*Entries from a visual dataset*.
------------------------------------------------

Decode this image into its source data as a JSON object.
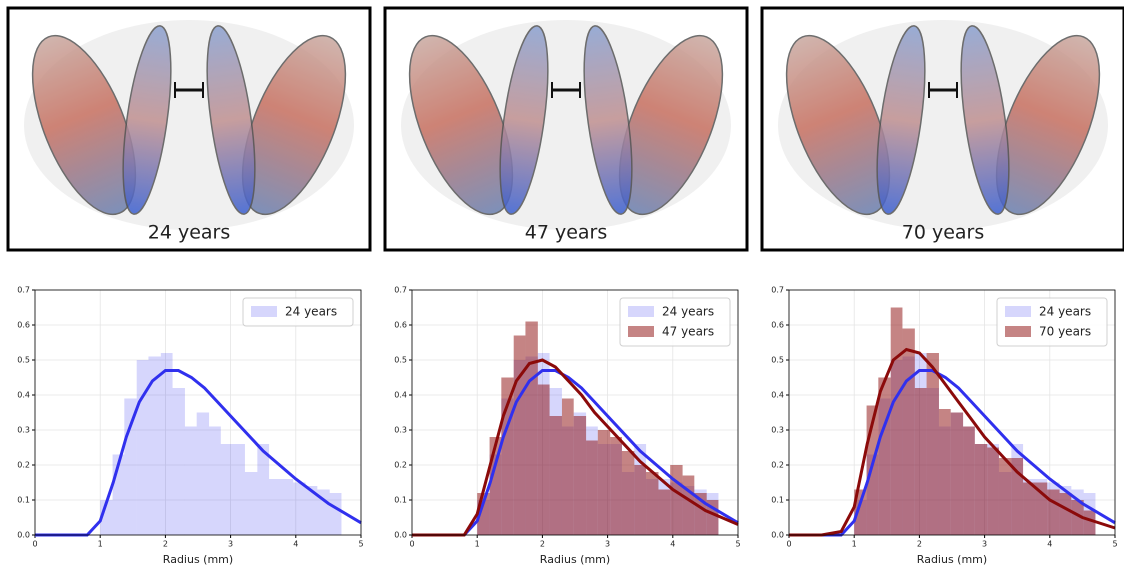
{
  "panels": [
    {
      "label": "24 years"
    },
    {
      "label": "47 years"
    },
    {
      "label": "70 years"
    }
  ],
  "chart_data": [
    {
      "type": "histogram",
      "xlabel": "Radius (mm)",
      "xlim": [
        0,
        5
      ],
      "ylim": [
        0,
        0.7
      ],
      "xticks": [
        0,
        1,
        2,
        3,
        4,
        5
      ],
      "yticks": [
        {
          "value": 0,
          "label": "0.0"
        },
        0.1,
        0.2,
        0.3,
        0.4,
        0.5,
        0.6,
        0.7
      ],
      "grid": true,
      "legend": "upper right",
      "bins": [
        1.0,
        1.19,
        1.37,
        1.56,
        1.74,
        1.93,
        2.11,
        2.3,
        2.48,
        2.67,
        2.85,
        3.04,
        3.22,
        3.41,
        3.59,
        3.78,
        3.96,
        4.15,
        4.33,
        4.52,
        4.7
      ],
      "curve_x": [
        0,
        0.5,
        0.8,
        1.0,
        1.2,
        1.4,
        1.6,
        1.8,
        2.0,
        2.2,
        2.4,
        2.6,
        2.8,
        3.0,
        3.5,
        4.0,
        4.5,
        5.0
      ],
      "series": [
        {
          "name": "24 years",
          "color": "#3030ee",
          "counts": [
            0.1,
            0.23,
            0.39,
            0.5,
            0.51,
            0.52,
            0.42,
            0.31,
            0.35,
            0.31,
            0.26,
            0.26,
            0.18,
            0.26,
            0.16,
            0.16,
            0.15,
            0.14,
            0.13,
            0.12
          ],
          "curve": [
            0,
            0,
            0,
            0.04,
            0.15,
            0.28,
            0.38,
            0.44,
            0.47,
            0.47,
            0.45,
            0.42,
            0.38,
            0.34,
            0.24,
            0.16,
            0.09,
            0.035
          ]
        }
      ]
    },
    {
      "type": "histogram",
      "xlabel": "Radius (mm)",
      "xlim": [
        0,
        5
      ],
      "ylim": [
        0,
        0.7
      ],
      "xticks": [
        0,
        1,
        2,
        3,
        4,
        5
      ],
      "yticks": [
        {
          "value": 0,
          "label": "0.0"
        },
        0.1,
        0.2,
        0.3,
        0.4,
        0.5,
        0.6,
        0.7
      ],
      "grid": true,
      "legend": "upper right",
      "bins": [
        1.0,
        1.19,
        1.37,
        1.56,
        1.74,
        1.93,
        2.11,
        2.3,
        2.48,
        2.67,
        2.85,
        3.04,
        3.22,
        3.41,
        3.59,
        3.78,
        3.96,
        4.15,
        4.33,
        4.52,
        4.7
      ],
      "curve_x": [
        0,
        0.5,
        0.8,
        1.0,
        1.2,
        1.4,
        1.6,
        1.8,
        2.0,
        2.2,
        2.4,
        2.6,
        2.8,
        3.0,
        3.5,
        4.0,
        4.5,
        5.0
      ],
      "series": [
        {
          "name": "24 years",
          "color": "#3030ee",
          "counts": [
            0.1,
            0.23,
            0.39,
            0.5,
            0.51,
            0.52,
            0.42,
            0.31,
            0.35,
            0.31,
            0.26,
            0.26,
            0.18,
            0.26,
            0.16,
            0.16,
            0.15,
            0.14,
            0.13,
            0.12
          ],
          "curve": [
            0,
            0,
            0,
            0.04,
            0.15,
            0.28,
            0.38,
            0.44,
            0.47,
            0.47,
            0.45,
            0.42,
            0.38,
            0.34,
            0.24,
            0.16,
            0.09,
            0.035
          ]
        },
        {
          "name": "47 years",
          "color": "#8b0a0a",
          "counts": [
            0.12,
            0.28,
            0.45,
            0.57,
            0.61,
            0.43,
            0.34,
            0.39,
            0.34,
            0.27,
            0.3,
            0.28,
            0.24,
            0.2,
            0.18,
            0.13,
            0.2,
            0.17,
            0.12,
            0.1
          ],
          "curve": [
            0,
            0,
            0,
            0.06,
            0.2,
            0.34,
            0.44,
            0.49,
            0.5,
            0.48,
            0.44,
            0.4,
            0.35,
            0.31,
            0.21,
            0.13,
            0.07,
            0.03
          ]
        }
      ]
    },
    {
      "type": "histogram",
      "xlabel": "Radius (mm)",
      "xlim": [
        0,
        5
      ],
      "ylim": [
        0,
        0.7
      ],
      "xticks": [
        0,
        1,
        2,
        3,
        4,
        5
      ],
      "yticks": [
        {
          "value": 0,
          "label": "0.0"
        },
        0.1,
        0.2,
        0.3,
        0.4,
        0.5,
        0.6,
        0.7
      ],
      "grid": true,
      "legend": "upper right",
      "bins": [
        1.0,
        1.19,
        1.37,
        1.56,
        1.74,
        1.93,
        2.11,
        2.3,
        2.48,
        2.67,
        2.85,
        3.04,
        3.22,
        3.41,
        3.59,
        3.78,
        3.96,
        4.15,
        4.33,
        4.52,
        4.7
      ],
      "curve_x": [
        0,
        0.5,
        0.8,
        1.0,
        1.2,
        1.4,
        1.6,
        1.8,
        2.0,
        2.2,
        2.4,
        2.6,
        2.8,
        3.0,
        3.5,
        4.0,
        4.5,
        5.0
      ],
      "series": [
        {
          "name": "24 years",
          "color": "#3030ee",
          "counts": [
            0.1,
            0.23,
            0.39,
            0.5,
            0.51,
            0.52,
            0.42,
            0.31,
            0.35,
            0.31,
            0.26,
            0.26,
            0.18,
            0.26,
            0.16,
            0.16,
            0.15,
            0.14,
            0.13,
            0.12
          ],
          "curve": [
            0,
            0,
            0,
            0.04,
            0.15,
            0.28,
            0.38,
            0.44,
            0.47,
            0.47,
            0.45,
            0.42,
            0.38,
            0.34,
            0.24,
            0.16,
            0.09,
            0.035
          ]
        },
        {
          "name": "70 years",
          "color": "#8b0a0a",
          "counts": [
            0.13,
            0.37,
            0.45,
            0.65,
            0.59,
            0.42,
            0.52,
            0.36,
            0.35,
            0.31,
            0.26,
            0.25,
            0.22,
            0.22,
            0.15,
            0.15,
            0.13,
            0.12,
            0.1,
            0.07
          ],
          "curve": [
            0,
            0,
            0.01,
            0.08,
            0.26,
            0.41,
            0.5,
            0.53,
            0.52,
            0.48,
            0.43,
            0.38,
            0.33,
            0.28,
            0.18,
            0.1,
            0.05,
            0.02
          ]
        }
      ]
    }
  ]
}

------------------------------------------------

Omit pictures; set down the rest of the material word for word.

Decode this image into its source data as a JSON object.
{
  "panels": [
    {
      "label": "24 years"
    },
    {
      "label": "47 years"
    },
    {
      "label": "70 years"
    }
  ],
  "chart_data": [
    {
      "type": "histogram",
      "xlabel": "Radius (mm)",
      "xlim": [
        0,
        5
      ],
      "ylim": [
        0,
        0.7
      ],
      "xticks": [
        0,
        1,
        2,
        3,
        4,
        5
      ],
      "yticks": [
        {
          "value": 0,
          "label": "0.0"
        },
        0.1,
        0.2,
        0.3,
        0.4,
        0.5,
        0.6,
        0.7
      ],
      "grid": true,
      "legend": "upper right",
      "bins": [
        1.0,
        1.19,
        1.37,
        1.56,
        1.74,
        1.93,
        2.11,
        2.3,
        2.48,
        2.67,
        2.85,
        3.04,
        3.22,
        3.41,
        3.59,
        3.78,
        3.96,
        4.15,
        4.33,
        4.52,
        4.7
      ],
      "curve_x": [
        0,
        0.5,
        0.8,
        1.0,
        1.2,
        1.4,
        1.6,
        1.8,
        2.0,
        2.2,
        2.4,
        2.6,
        2.8,
        3.0,
        3.5,
        4.0,
        4.5,
        5.0
      ],
      "series": [
        {
          "name": "24 years",
          "color": "#3030ee",
          "counts": [
            0.1,
            0.23,
            0.39,
            0.5,
            0.51,
            0.52,
            0.42,
            0.31,
            0.35,
            0.31,
            0.26,
            0.26,
            0.18,
            0.26,
            0.16,
            0.16,
            0.15,
            0.14,
            0.13,
            0.12
          ],
          "curve": [
            0,
            0,
            0,
            0.04,
            0.15,
            0.28,
            0.38,
            0.44,
            0.47,
            0.47,
            0.45,
            0.42,
            0.38,
            0.34,
            0.24,
            0.16,
            0.09,
            0.035
          ]
        }
      ]
    },
    {
      "type": "histogram",
      "xlabel": "Radius (mm)",
      "xlim": [
        0,
        5
      ],
      "ylim": [
        0,
        0.7
      ],
      "xticks": [
        0,
        1,
        2,
        3,
        4,
        5
      ],
      "yticks": [
        {
          "value": 0,
          "label": "0.0"
        },
        0.1,
        0.2,
        0.3,
        0.4,
        0.5,
        0.6,
        0.7
      ],
      "grid": true,
      "legend": "upper right",
      "bins": [
        1.0,
        1.19,
        1.37,
        1.56,
        1.74,
        1.93,
        2.11,
        2.3,
        2.48,
        2.67,
        2.85,
        3.04,
        3.22,
        3.41,
        3.59,
        3.78,
        3.96,
        4.15,
        4.33,
        4.52,
        4.7
      ],
      "curve_x": [
        0,
        0.5,
        0.8,
        1.0,
        1.2,
        1.4,
        1.6,
        1.8,
        2.0,
        2.2,
        2.4,
        2.6,
        2.8,
        3.0,
        3.5,
        4.0,
        4.5,
        5.0
      ],
      "series": [
        {
          "name": "24 years",
          "color": "#3030ee",
          "counts": [
            0.1,
            0.23,
            0.39,
            0.5,
            0.51,
            0.52,
            0.42,
            0.31,
            0.35,
            0.31,
            0.26,
            0.26,
            0.18,
            0.26,
            0.16,
            0.16,
            0.15,
            0.14,
            0.13,
            0.12
          ],
          "curve": [
            0,
            0,
            0,
            0.04,
            0.15,
            0.28,
            0.38,
            0.44,
            0.47,
            0.47,
            0.45,
            0.42,
            0.38,
            0.34,
            0.24,
            0.16,
            0.09,
            0.035
          ]
        },
        {
          "name": "47 years",
          "color": "#8b0a0a",
          "counts": [
            0.12,
            0.28,
            0.45,
            0.57,
            0.61,
            0.43,
            0.34,
            0.39,
            0.34,
            0.27,
            0.3,
            0.28,
            0.24,
            0.2,
            0.18,
            0.13,
            0.2,
            0.17,
            0.12,
            0.1
          ],
          "curve": [
            0,
            0,
            0,
            0.06,
            0.2,
            0.34,
            0.44,
            0.49,
            0.5,
            0.48,
            0.44,
            0.4,
            0.35,
            0.31,
            0.21,
            0.13,
            0.07,
            0.03
          ]
        }
      ]
    },
    {
      "type": "histogram",
      "xlabel": "Radius (mm)",
      "xlim": [
        0,
        5
      ],
      "ylim": [
        0,
        0.7
      ],
      "xticks": [
        0,
        1,
        2,
        3,
        4,
        5
      ],
      "yticks": [
        {
          "value": 0,
          "label": "0.0"
        },
        0.1,
        0.2,
        0.3,
        0.4,
        0.5,
        0.6,
        0.7
      ],
      "grid": true,
      "legend": "upper right",
      "bins": [
        1.0,
        1.19,
        1.37,
        1.56,
        1.74,
        1.93,
        2.11,
        2.3,
        2.48,
        2.67,
        2.85,
        3.04,
        3.22,
        3.41,
        3.59,
        3.78,
        3.96,
        4.15,
        4.33,
        4.52,
        4.7
      ],
      "curve_x": [
        0,
        0.5,
        0.8,
        1.0,
        1.2,
        1.4,
        1.6,
        1.8,
        2.0,
        2.2,
        2.4,
        2.6,
        2.8,
        3.0,
        3.5,
        4.0,
        4.5,
        5.0
      ],
      "series": [
        {
          "name": "24 years",
          "color": "#3030ee",
          "counts": [
            0.1,
            0.23,
            0.39,
            0.5,
            0.51,
            0.52,
            0.42,
            0.31,
            0.35,
            0.31,
            0.26,
            0.26,
            0.18,
            0.26,
            0.16,
            0.16,
            0.15,
            0.14,
            0.13,
            0.12
          ],
          "curve": [
            0,
            0,
            0,
            0.04,
            0.15,
            0.28,
            0.38,
            0.44,
            0.47,
            0.47,
            0.45,
            0.42,
            0.38,
            0.34,
            0.24,
            0.16,
            0.09,
            0.035
          ]
        },
        {
          "name": "70 years",
          "color": "#8b0a0a",
          "counts": [
            0.13,
            0.37,
            0.45,
            0.65,
            0.59,
            0.42,
            0.52,
            0.36,
            0.35,
            0.31,
            0.26,
            0.25,
            0.22,
            0.22,
            0.15,
            0.15,
            0.13,
            0.12,
            0.1,
            0.07
          ],
          "curve": [
            0,
            0,
            0.01,
            0.08,
            0.26,
            0.41,
            0.5,
            0.53,
            0.52,
            0.48,
            0.43,
            0.38,
            0.33,
            0.28,
            0.18,
            0.1,
            0.05,
            0.02
          ]
        }
      ]
    }
  ]
}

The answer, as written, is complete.